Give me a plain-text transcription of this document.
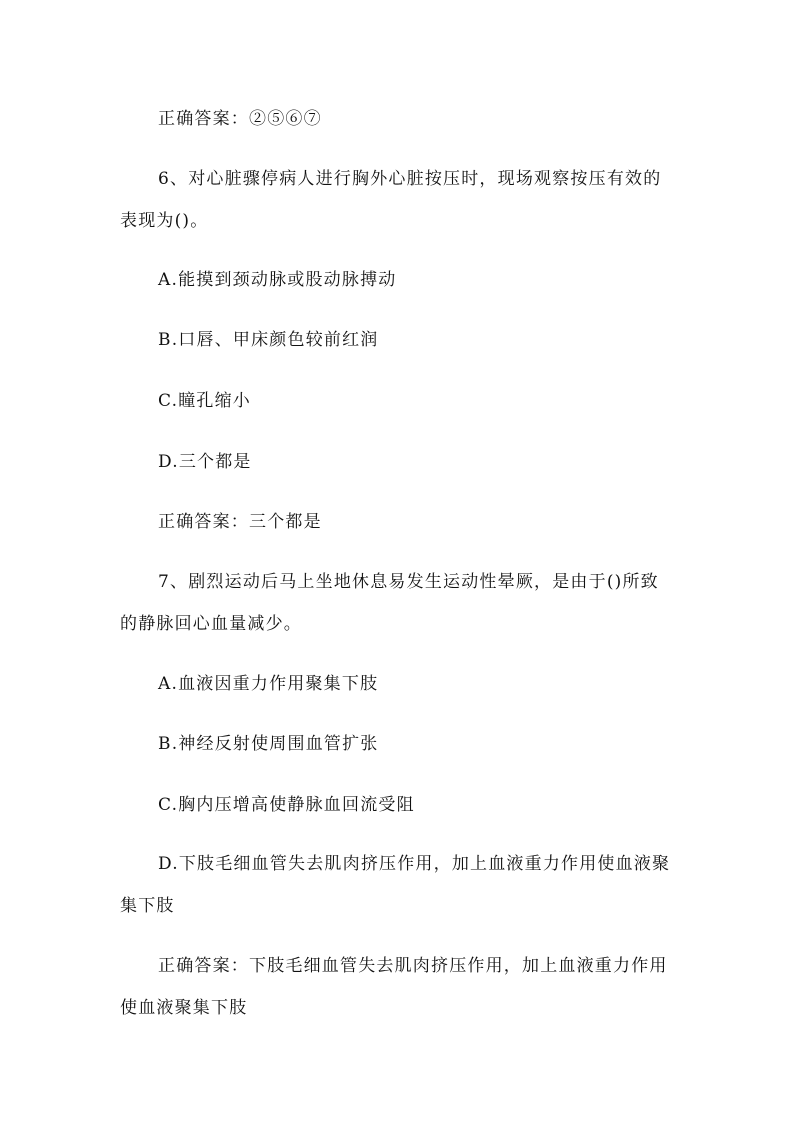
正确答案：②⑤⑥⑦
6、对心脏骤停病人进行胸外心脏按压时，现场观察按压有效的表现为()。
A.能摸到颈动脉或股动脉搏动
B.口唇、甲床颜色较前红润
C.瞳孔缩小
D.三个都是
正确答案：三个都是
7、剧烈运动后马上坐地休息易发生运动性晕厥，是由于()所致的静脉回心血量减少。
A.血液因重力作用聚集下肢
B.神经反射使周围血管扩张
C.胸内压增高使静脉血回流受阻
D.下肢毛细血管失去肌肉挤压作用，加上血液重力作用使血液聚集下肢
正确答案：下肢毛细血管失去肌肉挤压作用，加上血液重力作用使血液聚集下肢
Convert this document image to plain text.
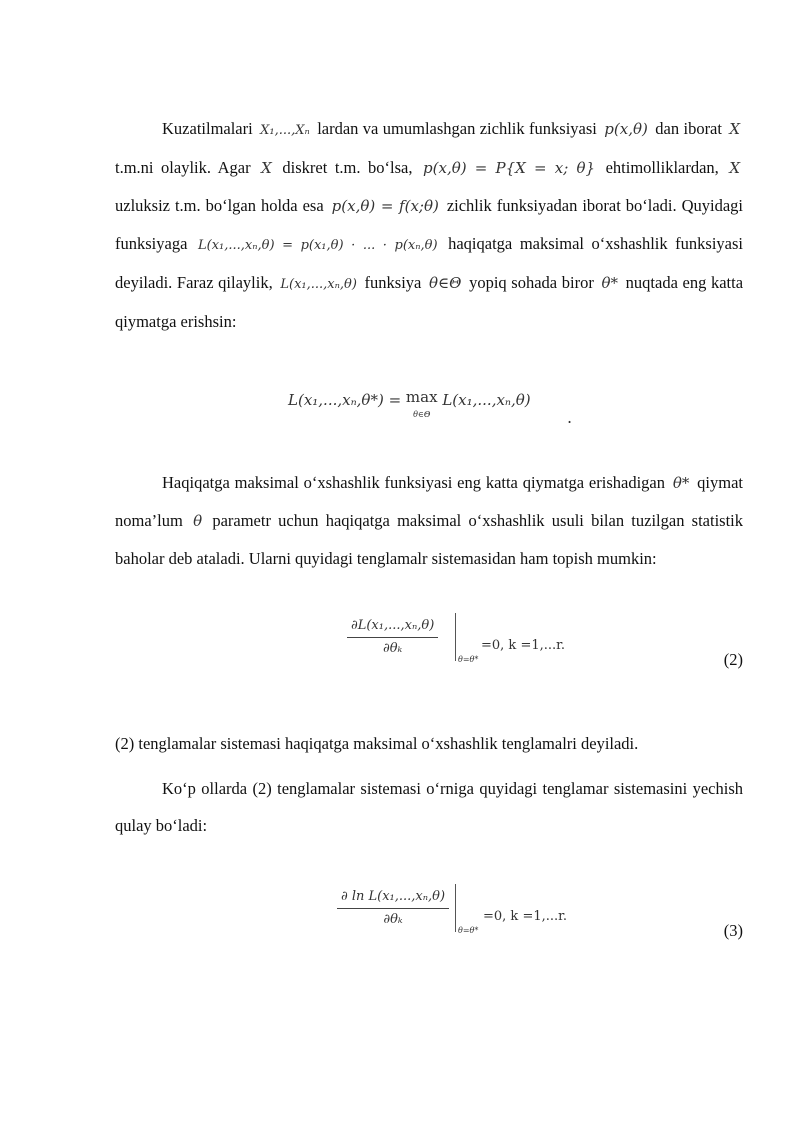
Kuzatilmalari X₁,...,Xₙ lardan va umumlashgan zichlik funksiyasi p(x,θ) dan iborat X t.m.ni olaylik. Agar X diskret t.m. bo‘lsa, p(x,θ) = P{X = x; θ} ehtimolliklardan, X uzluksiz t.m. bo‘lgan holda esa p(x,θ) = f(x;θ) zichlik funksiyadan iborat bo‘ladi. Quyidagi funksiyaga L(x₁,...,xₙ,θ) = p(x₁,θ) · ... · p(xₙ,θ) haqiqatga maksimal o‘xshashlik funksiyasi deyiladi. Faraz qilaylik, L(x₁,...,xₙ,θ) funksiya θ∈Θ yopiq sohada biror θ* nuqtada eng katta qiymatga erishsin:

L(x₁,...,xₙ,θ*) = max
θ∈Θ L(x₁,...,xₙ,θ)
.

Haqiqatga maksimal o‘xshashlik funksiyasi eng katta qiymatga erishadigan θ* qiymat noma’lum θ parametr uchun haqiqatga maksimal o‘xshashlik usuli bilan tuzilgan statistik baholar deb ataladi. Ularni quyidagi tenglamalr sistemasidan ham topish mumkin:

$\frac{\text{∂L(x₁,...,xₙ,θ)}}{\text{∂θₖ}}$
θ=θ*
=0, k =1,...r.
(2)

(2) tenglamalar sistemasi haqiqatga maksimal o‘xshashlik tenglamalri deyiladi.

Ko‘p ollarda (2) tenglamalar sistemasi o‘rniga quyidagi tenglamar sistemasini yechish qulay bo‘ladi:

$\frac{\text{∂ ln L(x₁,...,xₙ,θ)}}{\text{∂θₖ}}$
θ=θ*
=0, k =1,...r.
(3)
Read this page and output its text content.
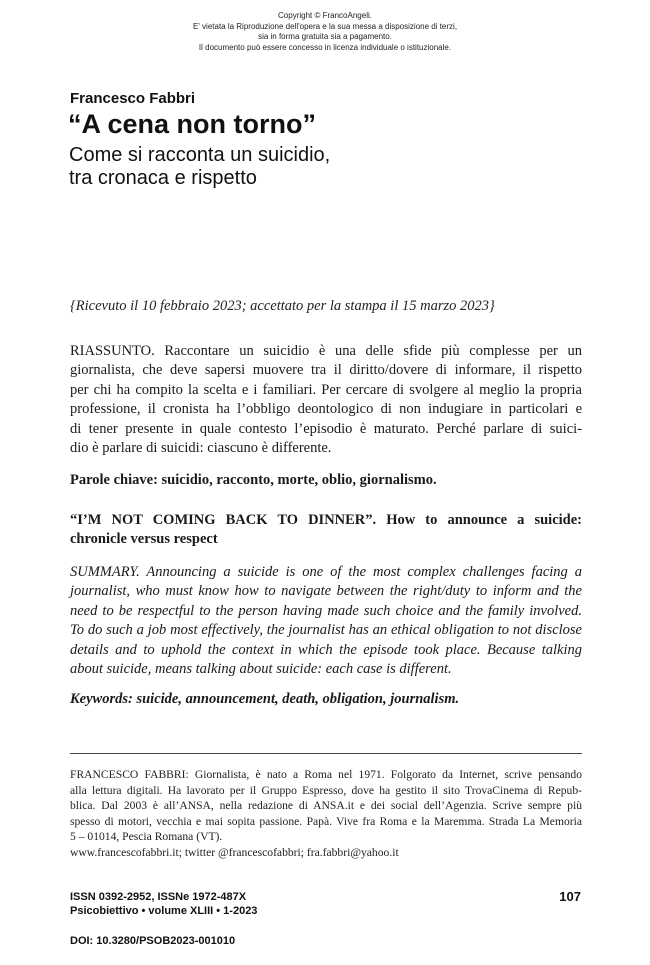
Copyright © FrancoAngeli.
E' vietata la Riproduzione dell'opera e la sua messa a disposizione di terzi,
sia in forma gratuita sia a pagamento.
Il documento può essere concesso in licenza individuale o istituzionale.
Francesco Fabbri
“A cena non torno”
Come si racconta un suicidio,
tra cronaca e rispetto
{Ricevuto il 10 febbraio 2023; accettato per la stampa il 15 marzo 2023}
RIASSUNTO. Raccontare un suicidio è una delle sfide più complesse per un
giornalista, che deve sapersi muovere tra il diritto/dovere di informare, il rispetto
per chi ha compito la scelta e i familiari. Per cercare di svolgere al meglio la propria
professione, il cronista ha l’obbligo deontologico di non indugiare in particolari e
di tener presente in quale contesto l’episodio è maturato. Perché parlare di suici-
dio è parlare di suicidi: ciascuno è differente.
Parole chiave: suicidio, racconto, morte, oblio, giornalismo.
“I’M NOT COMING BACK TO DINNER”. How to announce a suicide:
chronicle versus respect
SUMMARY. Announcing a suicide is one of the most complex challenges facing a
journalist, who must know how to navigate between the right/duty to inform and the
need to be respectful to the person having made such choice and the family involved.
To do such a job most effectively, the journalist has an ethical obligation to not disclose
details and to uphold the context in which the episode took place. Because talking
about suicide, means talking about suicide: each case is different.
Keywords: suicide, announcement, death, obligation, journalism.
FRANCESCO FABBRI: Giornalista, è nato a Roma nel 1971. Folgorato da Internet, scrive pensando
alla lettura digitali. Ha lavorato per il Gruppo Espresso, dove ha gestito il sito TrovaCinema di Repub-
blica. Dal 2003 è all’ANSA, nella redazione di ANSA.it e dei social dell’Agenzia. Scrive sempre più
spesso di motori, vecchia e mai sopita passione. Papà. Vive fra Roma e la Maremma. Strada La Memoria
5 – 01014, Pescia Romana (VT).
www.francescofabbri.it; twitter @francescofabbri; fra.fabbri@yahoo.it
ISSN 0392-2952, ISSNe 1972-487X
Psicobiettivo • volume XLIII • 1-2023
DOI: 10.3280/PSOB2023-001010
107
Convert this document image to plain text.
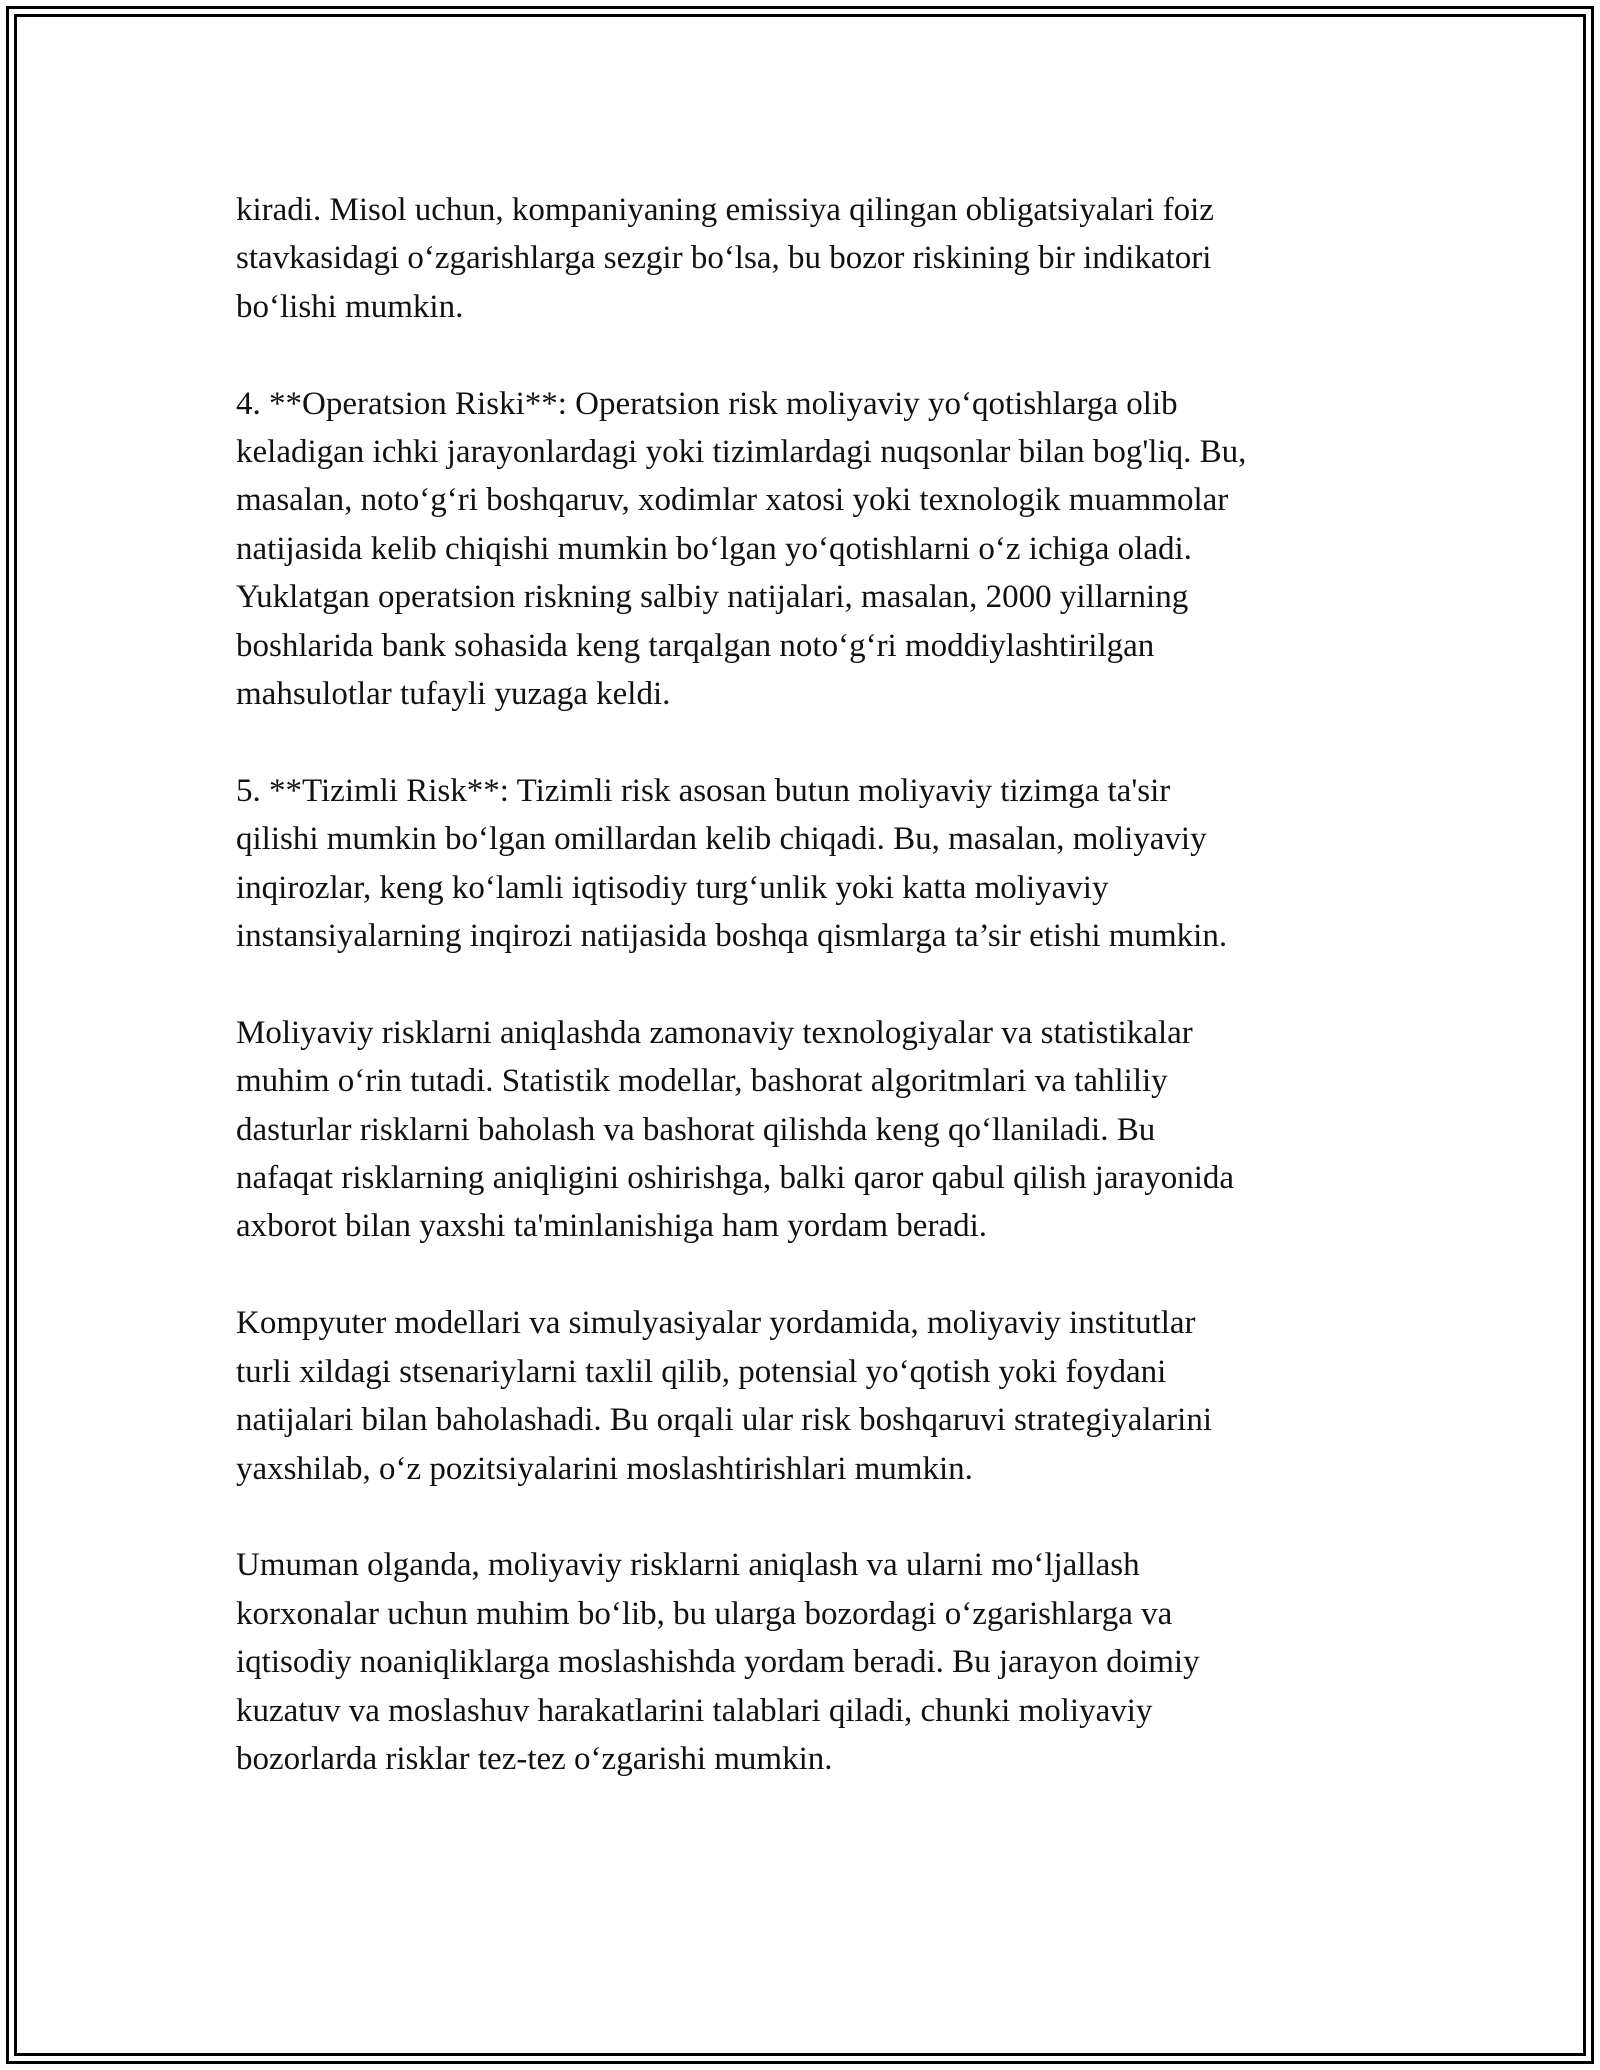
kiradi. Misol uchun, kompaniyaning emissiya qilingan obligatsiyalari foiz
stavkasidagi o‘zgarishlarga sezgir bo‘lsa, bu bozor riskining bir indikatori
bo‘lishi mumkin.

4. **Operatsion Riski**: Operatsion risk moliyaviy yo‘qotishlarga olib
keladigan ichki jarayonlardagi yoki tizimlardagi nuqsonlar bilan bog'liq. Bu,
masalan, noto‘g‘ri boshqaruv, xodimlar xatosi yoki texnologik muammolar
natijasida kelib chiqishi mumkin bo‘lgan yo‘qotishlarni o‘z ichiga oladi.
Yuklatgan operatsion riskning salbiy natijalari, masalan, 2000 yillarning
boshlarida bank sohasida keng tarqalgan noto‘g‘ri moddiylashtirilgan
mahsulotlar tufayli yuzaga keldi.

5. **Tizimli Risk**: Tizimli risk asosan butun moliyaviy tizimga ta'sir
qilishi mumkin bo‘lgan omillardan kelib chiqadi. Bu, masalan, moliyaviy
inqirozlar, keng ko‘lamli iqtisodiy turg‘unlik yoki katta moliyaviy
instansiyalarning inqirozi natijasida boshqa qismlarga ta’sir etishi mumkin.

Moliyaviy risklarni aniqlashda zamonaviy texnologiyalar va statistikalar
muhim o‘rin tutadi. Statistik modellar, bashorat algoritmlari va tahliliy
dasturlar risklarni baholash va bashorat qilishda keng qo‘llaniladi. Bu
nafaqat risklarning aniqligini oshirishga, balki qaror qabul qilish jarayonida
axborot bilan yaxshi ta'minlanishiga ham yordam beradi.

Kompyuter modellari va simulyasiyalar yordamida, moliyaviy institutlar
turli xildagi stsenariylarni taxlil qilib, potensial yo‘qotish yoki foydani
natijalari bilan baholashadi. Bu orqali ular risk boshqaruvi strategiyalarini
yaxshilab, o‘z pozitsiyalarini moslashtirishlari mumkin.

Umuman olganda, moliyaviy risklarni aniqlash va ularni mo‘ljallash
korxonalar uchun muhim bo‘lib, bu ularga bozordagi o‘zgarishlarga va
iqtisodiy noaniqliklarga moslashishda yordam beradi. Bu jarayon doimiy
kuzatuv va moslashuv harakatlarini talablari qiladi, chunki moliyaviy
bozorlarda risklar tez-tez o‘zgarishi mumkin.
● ● ● ●
#### Aim of the exercise:
Without including any picture, retype the entries exactly.

#### Result of this task:
Give me a plain-text transcription of this document.
正确答案：②⑤⑥⑦
6、对心脏骤停病人进行胸外心脏按压时，现场观察按压有效的表现为()。
A.能摸到颈动脉或股动脉搏动
B.口唇、甲床颜色较前红润
C.瞳孔缩小
D.三个都是
正确答案：三个都是
7、剧烈运动后马上坐地休息易发生运动性晕厥，是由于()所致的静脉回心血量减少。
A.血液因重力作用聚集下肢
B.神经反射使周围血管扩张
C.胸内压增高使静脉血回流受阻
D.下肢毛细血管失去肌肉挤压作用，加上血液重力作用使血液聚集下肢
正确答案：下肢毛细血管失去肌肉挤压作用，加上血液重力作用使血液聚集下肢
Convert this document image to plain text.
Kuzatilmalari X₁,...,Xₙ lardan va umumlashgan zichlik funksiyasi p(x,θ) dan iborat X t.m.ni olaylik. Agar X diskret t.m. bo‘lsa, p(x,θ) = P{X = x; θ} ehtimolliklardan, X uzluksiz t.m. bo‘lgan holda esa p(x,θ) = f(x;θ) zichlik funksiyadan iborat bo‘ladi. Quyidagi funksiyaga L(x₁,...,xₙ,θ) = p(x₁,θ) · ... · p(xₙ,θ) haqiqatga maksimal o‘xshashlik funksiyasi deyiladi. Faraz qilaylik, L(x₁,...,xₙ,θ) funksiya θ∈Θ yopiq sohada biror θ* nuqtada eng katta qiymatga erishsin:

L(x₁,...,xₙ,θ*) = max
θ∈Θ L(x₁,...,xₙ,θ)
.

Haqiqatga maksimal o‘xshashlik funksiyasi eng katta qiymatga erishadigan θ* qiymat noma’lum θ parametr uchun haqiqatga maksimal o‘xshashlik usuli bilan tuzilgan statistik baholar deb ataladi. Ularni quyidagi tenglamalr sistemasidan ham topish mumkin:

$\frac{\text{∂L(x₁,...,xₙ,θ)}}{\text{∂θₖ}}$
θ=θ*
=0, k =1,...r.
(2)

(2) tenglamalar sistemasi haqiqatga maksimal o‘xshashlik tenglamalri deyiladi.

Ko‘p ollarda (2) tenglamalar sistemasi o‘rniga quyidagi tenglamar sistemasini yechish qulay bo‘ladi:

$\frac{\text{∂ ln L(x₁,...,xₙ,θ)}}{\text{∂θₖ}}$
θ=θ*
=0, k =1,...r.
(3)
Read this page and output its text content.
Copyright © FrancoAngeli.
E' vietata la Riproduzione dell'opera e la sua messa a disposizione di terzi,
sia in forma gratuita sia a pagamento.
Il documento può essere concesso in licenza individuale o istituzionale.
Francesco Fabbri
“A cena non torno”
Come si racconta un suicidio,
tra cronaca e rispetto
{Ricevuto il 10 febbraio 2023; accettato per la stampa il 15 marzo 2023}
RIASSUNTO. Raccontare un suicidio è una delle sfide più complesse per un
giornalista, che deve sapersi muovere tra il diritto/dovere di informare, il rispetto
per chi ha compito la scelta e i familiari. Per cercare di svolgere al meglio la propria
professione, il cronista ha l’obbligo deontologico di non indugiare in particolari e
di tener presente in quale contesto l’episodio è maturato. Perché parlare di suici-
dio è parlare di suicidi: ciascuno è differente.
Parole chiave: suicidio, racconto, morte, oblio, giornalismo.
“I’M NOT COMING BACK TO DINNER”. How to announce a suicide:
chronicle versus respect
SUMMARY. Announcing a suicide is one of the most complex challenges facing a
journalist, who must know how to navigate between the right/duty to inform and the
need to be respectful to the person having made such choice and the family involved.
To do such a job most effectively, the journalist has an ethical obligation to not disclose
details and to uphold the context in which the episode took place. Because talking
about suicide, means talking about suicide: each case is different.
Keywords: suicide, announcement, death, obligation, journalism.
FRANCESCO FABBRI: Giornalista, è nato a Roma nel 1971. Folgorato da Internet, scrive pensando
alla lettura digitali. Ha lavorato per il Gruppo Espresso, dove ha gestito il sito TrovaCinema di Repub-
blica. Dal 2003 è all’ANSA, nella redazione di ANSA.it e dei social dell’Agenzia. Scrive sempre più
spesso di motori, vecchia e mai sopita passione. Papà. Vive fra Roma e la Maremma. Strada La Memoria
5 – 01014, Pescia Romana (VT).
www.francescofabbri.it; twitter @francescofabbri; fra.fabbri@yahoo.it
ISSN 0392-2952, ISSNe 1972-487X
Psicobiettivo • volume XLIII • 1-2023
DOI: 10.3280/PSOB2023-001010
107
Convert this document image to plain text.
kiradi. Misol uchun, kompaniyaning emissiya qilingan obligatsiyalari foiz
stavkasidagi o‘zgarishlarga sezgir bo‘lsa, bu bozor riskining bir indikatori
bo‘lishi mumkin.

4. **Operatsion Riski**: Operatsion risk moliyaviy yo‘qotishlarga olib
keladigan ichki jarayonlardagi yoki tizimlardagi nuqsonlar bilan bog'liq. Bu,
masalan, noto‘g‘ri boshqaruv, xodimlar xatosi yoki texnologik muammolar
natijasida kelib chiqishi mumkin bo‘lgan yo‘qotishlarni o‘z ichiga oladi.
Yuklatgan operatsion riskning salbiy natijalari, masalan, 2000 yillarning
boshlarida bank sohasida keng tarqalgan noto‘g‘ri moddiylashtirilgan
mahsulotlar tufayli yuzaga keldi.

5. **Tizimli Risk**: Tizimli risk asosan butun moliyaviy tizimga ta'sir
qilishi mumkin bo‘lgan omillardan kelib chiqadi. Bu, masalan, moliyaviy
inqirozlar, keng ko‘lamli iqtisodiy turg‘unlik yoki katta moliyaviy
instansiyalarning inqirozi natijasida boshqa qismlarga ta’sir etishi mumkin.

Moliyaviy risklarni aniqlashda zamonaviy texnologiyalar va statistikalar
muhim o‘rin tutadi. Statistik modellar, bashorat algoritmlari va tahliliy
dasturlar risklarni baholash va bashorat qilishda keng qo‘llaniladi. Bu
nafaqat risklarning aniqligini oshirishga, balki qaror qabul qilish jarayonida
axborot bilan yaxshi ta'minlanishiga ham yordam beradi.

Kompyuter modellari va simulyasiyalar yordamida, moliyaviy institutlar
turli xildagi stsenariylarni taxlil qilib, potensial yo‘qotish yoki foydani
natijalari bilan baholashadi. Bu orqali ular risk boshqaruvi strategiyalarini
yaxshilab, o‘z pozitsiyalarini moslashtirishlari mumkin.

Umuman olganda, moliyaviy risklarni aniqlash va ularni mo‘ljallash
korxonalar uchun muhim bo‘lib, bu ularga bozordagi o‘zgarishlarga va
iqtisodiy noaniqliklarga moslashishda yordam beradi. Bu jarayon doimiy
kuzatuv va moslashuv harakatlarini talablari qiladi, chunki moliyaviy
bozorlarda risklar tez-tez o‘zgarishi mumkin.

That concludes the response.